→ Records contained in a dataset
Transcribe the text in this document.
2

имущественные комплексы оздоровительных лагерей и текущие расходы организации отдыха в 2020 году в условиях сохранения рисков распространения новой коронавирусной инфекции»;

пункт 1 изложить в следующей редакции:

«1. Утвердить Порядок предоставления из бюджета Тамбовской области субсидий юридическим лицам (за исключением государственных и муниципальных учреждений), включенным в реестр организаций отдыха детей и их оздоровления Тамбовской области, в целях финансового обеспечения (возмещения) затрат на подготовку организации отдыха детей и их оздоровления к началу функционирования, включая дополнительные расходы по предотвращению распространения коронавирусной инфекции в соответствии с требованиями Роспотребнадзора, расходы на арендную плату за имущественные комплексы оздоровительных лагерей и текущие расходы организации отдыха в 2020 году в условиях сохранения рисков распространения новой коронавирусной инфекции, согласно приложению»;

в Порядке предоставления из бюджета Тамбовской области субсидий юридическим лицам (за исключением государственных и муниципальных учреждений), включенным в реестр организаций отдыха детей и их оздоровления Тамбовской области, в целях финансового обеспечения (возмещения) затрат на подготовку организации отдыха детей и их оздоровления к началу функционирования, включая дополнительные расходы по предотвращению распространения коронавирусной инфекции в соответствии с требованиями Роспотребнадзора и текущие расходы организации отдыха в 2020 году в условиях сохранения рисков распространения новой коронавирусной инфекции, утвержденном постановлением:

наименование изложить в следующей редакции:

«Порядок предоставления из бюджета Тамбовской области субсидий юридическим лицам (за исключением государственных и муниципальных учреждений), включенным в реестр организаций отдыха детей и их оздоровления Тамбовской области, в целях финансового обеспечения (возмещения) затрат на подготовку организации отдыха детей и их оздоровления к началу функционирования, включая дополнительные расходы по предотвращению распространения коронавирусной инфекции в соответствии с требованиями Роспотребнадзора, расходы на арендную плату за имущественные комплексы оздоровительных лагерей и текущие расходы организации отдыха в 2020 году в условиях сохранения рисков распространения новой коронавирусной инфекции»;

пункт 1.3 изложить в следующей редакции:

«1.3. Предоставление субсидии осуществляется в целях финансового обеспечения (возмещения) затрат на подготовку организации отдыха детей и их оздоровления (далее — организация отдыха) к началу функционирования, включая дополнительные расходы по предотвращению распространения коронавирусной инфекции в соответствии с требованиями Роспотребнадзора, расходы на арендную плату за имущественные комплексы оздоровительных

→ Required work
Write the data from above out again, exactly.

→ Written solution
Transcribe the text in this document.
2

имущественные комплексы оздоровительных лагерей и текущие расходы организации отдыха в 2020 году в условиях сохранения рисков распространения новой коронавирусной инфекции»;

пункт 1 изложить в следующей редакции:

«1. Утвердить Порядок предоставления из бюджета Тамбовской области субсидий юридическим лицам (за исключением государственных и муниципальных учреждений), включенным в реестр организаций отдыха детей и их оздоровления Тамбовской области, в целях финансового обеспечения (возмещения) затрат на подготовку организации отдыха детей и их оздоровления к началу функционирования, включая дополнительные расходы по предотвращению распространения коронавирусной инфекции в соответствии с требованиями Роспотребнадзора, расходы на арендную плату за имущественные комплексы оздоровительных лагерей и текущие расходы организации отдыха в 2020 году в условиях сохранения рисков распространения новой коронавирусной инфекции, согласно приложению»;

в Порядке предоставления из бюджета Тамбовской области субсидий юридическим лицам (за исключением государственных и муниципальных учреждений), включенным в реестр организаций отдыха детей и их оздоровления Тамбовской области, в целях финансового обеспечения (возмещения) затрат на подготовку организации отдыха детей и их оздоровления к началу функционирования, включая дополнительные расходы по предотвращению распространения коронавирусной инфекции в соответствии с требованиями Роспотребнадзора и текущие расходы организации отдыха в 2020 году в условиях сохранения рисков распространения новой коронавирусной инфекции, утвержденном постановлением:

наименование изложить в следующей редакции:

«Порядок предоставления из бюджета Тамбовской области субсидий юридическим лицам (за исключением государственных и муниципальных учреждений), включенным в реестр организаций отдыха детей и их оздоровления Тамбовской области, в целях финансового обеспечения (возмещения) затрат на подготовку организации отдыха детей и их оздоровления к началу функционирования, включая дополнительные расходы по предотвращению распространения коронавирусной инфекции в соответствии с требованиями Роспотребнадзора, расходы на арендную плату за имущественные комплексы оздоровительных лагерей и текущие расходы организации отдыха в 2020 году в условиях сохранения рисков распространения новой коронавирусной инфекции»;

пункт 1.3 изложить в следующей редакции:

«1.3. Предоставление субсидии осуществляется в целях финансового обеспечения (возмещения) затрат на подготовку организации отдыха детей и их оздоровления (далее — организация отдыха) к началу функционирования, включая дополнительные расходы по предотвращению распространения коронавирусной инфекции в соответствии с требованиями Роспотребнадзора, расходы на арендную плату за имущественные комплексы оздоровительных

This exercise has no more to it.